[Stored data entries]
★ ★ ★ ★ ★
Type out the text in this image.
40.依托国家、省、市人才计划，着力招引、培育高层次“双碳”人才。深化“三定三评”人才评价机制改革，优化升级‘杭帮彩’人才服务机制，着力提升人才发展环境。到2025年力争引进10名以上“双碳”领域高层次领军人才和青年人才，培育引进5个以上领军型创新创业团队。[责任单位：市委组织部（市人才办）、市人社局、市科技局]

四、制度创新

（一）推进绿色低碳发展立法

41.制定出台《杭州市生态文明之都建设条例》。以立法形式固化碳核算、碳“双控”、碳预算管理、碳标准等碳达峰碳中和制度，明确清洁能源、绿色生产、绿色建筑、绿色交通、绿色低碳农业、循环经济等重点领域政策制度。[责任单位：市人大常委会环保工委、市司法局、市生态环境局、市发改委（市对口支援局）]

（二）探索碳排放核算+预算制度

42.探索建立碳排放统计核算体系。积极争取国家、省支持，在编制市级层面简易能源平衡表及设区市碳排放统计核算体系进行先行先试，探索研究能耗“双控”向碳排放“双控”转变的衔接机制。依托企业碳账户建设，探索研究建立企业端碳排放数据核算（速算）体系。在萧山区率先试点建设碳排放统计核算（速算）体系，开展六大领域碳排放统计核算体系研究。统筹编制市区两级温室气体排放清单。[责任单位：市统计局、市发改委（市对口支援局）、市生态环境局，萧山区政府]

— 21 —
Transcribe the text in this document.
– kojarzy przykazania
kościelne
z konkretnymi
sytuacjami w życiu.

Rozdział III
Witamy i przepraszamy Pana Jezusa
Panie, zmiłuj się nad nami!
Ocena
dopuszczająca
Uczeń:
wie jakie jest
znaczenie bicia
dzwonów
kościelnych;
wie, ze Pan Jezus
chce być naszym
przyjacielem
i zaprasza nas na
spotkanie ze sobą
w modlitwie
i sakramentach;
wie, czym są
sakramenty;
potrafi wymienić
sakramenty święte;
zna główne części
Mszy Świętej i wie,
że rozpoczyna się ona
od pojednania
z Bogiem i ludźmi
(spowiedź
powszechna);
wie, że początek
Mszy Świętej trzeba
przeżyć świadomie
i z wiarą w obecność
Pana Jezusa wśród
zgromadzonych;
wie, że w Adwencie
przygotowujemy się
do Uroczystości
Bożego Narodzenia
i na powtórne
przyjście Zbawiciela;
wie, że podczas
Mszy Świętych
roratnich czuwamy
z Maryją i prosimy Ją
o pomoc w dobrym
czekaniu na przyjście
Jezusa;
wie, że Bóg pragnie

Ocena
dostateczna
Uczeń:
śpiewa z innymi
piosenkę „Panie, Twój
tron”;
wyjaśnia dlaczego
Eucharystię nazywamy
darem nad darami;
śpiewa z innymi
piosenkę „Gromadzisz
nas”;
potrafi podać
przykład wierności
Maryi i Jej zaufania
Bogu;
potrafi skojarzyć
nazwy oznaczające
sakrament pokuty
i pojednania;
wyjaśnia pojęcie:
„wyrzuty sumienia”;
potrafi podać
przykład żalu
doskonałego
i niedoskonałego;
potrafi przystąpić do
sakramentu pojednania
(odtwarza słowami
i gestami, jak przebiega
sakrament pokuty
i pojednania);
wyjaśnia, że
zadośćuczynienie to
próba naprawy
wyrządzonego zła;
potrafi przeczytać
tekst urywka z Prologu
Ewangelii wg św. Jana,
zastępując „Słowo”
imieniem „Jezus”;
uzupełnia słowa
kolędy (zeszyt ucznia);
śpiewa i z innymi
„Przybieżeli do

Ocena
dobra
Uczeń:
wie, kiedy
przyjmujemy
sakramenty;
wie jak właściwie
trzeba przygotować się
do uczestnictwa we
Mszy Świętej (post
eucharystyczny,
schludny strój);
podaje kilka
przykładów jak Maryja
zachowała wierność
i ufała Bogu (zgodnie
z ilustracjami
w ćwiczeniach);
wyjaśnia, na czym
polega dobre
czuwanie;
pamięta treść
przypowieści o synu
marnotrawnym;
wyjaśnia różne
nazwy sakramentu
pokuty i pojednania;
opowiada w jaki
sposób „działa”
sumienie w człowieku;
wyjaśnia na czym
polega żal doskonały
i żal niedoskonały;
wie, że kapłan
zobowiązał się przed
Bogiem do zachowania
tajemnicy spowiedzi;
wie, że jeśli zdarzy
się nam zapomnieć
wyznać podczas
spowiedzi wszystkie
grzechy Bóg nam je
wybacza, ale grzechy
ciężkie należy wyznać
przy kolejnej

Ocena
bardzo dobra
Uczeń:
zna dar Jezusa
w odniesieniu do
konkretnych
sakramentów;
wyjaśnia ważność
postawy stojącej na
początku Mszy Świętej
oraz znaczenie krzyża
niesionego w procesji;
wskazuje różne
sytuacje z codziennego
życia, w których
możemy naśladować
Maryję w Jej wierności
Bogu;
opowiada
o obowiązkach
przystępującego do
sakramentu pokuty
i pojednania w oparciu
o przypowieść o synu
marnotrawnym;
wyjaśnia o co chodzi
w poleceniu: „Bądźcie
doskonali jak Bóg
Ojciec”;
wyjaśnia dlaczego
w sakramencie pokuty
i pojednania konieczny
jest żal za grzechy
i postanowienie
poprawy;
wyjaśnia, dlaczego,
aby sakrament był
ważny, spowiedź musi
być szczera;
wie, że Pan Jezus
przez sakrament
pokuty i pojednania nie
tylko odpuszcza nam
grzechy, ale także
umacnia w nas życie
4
★ ★ ★ ★ ★
Do this
Identify the lines of the data that contain the word "wierności". Copy each of them.

Result of this exercise
przykład wierności
Maryję w Jej wierności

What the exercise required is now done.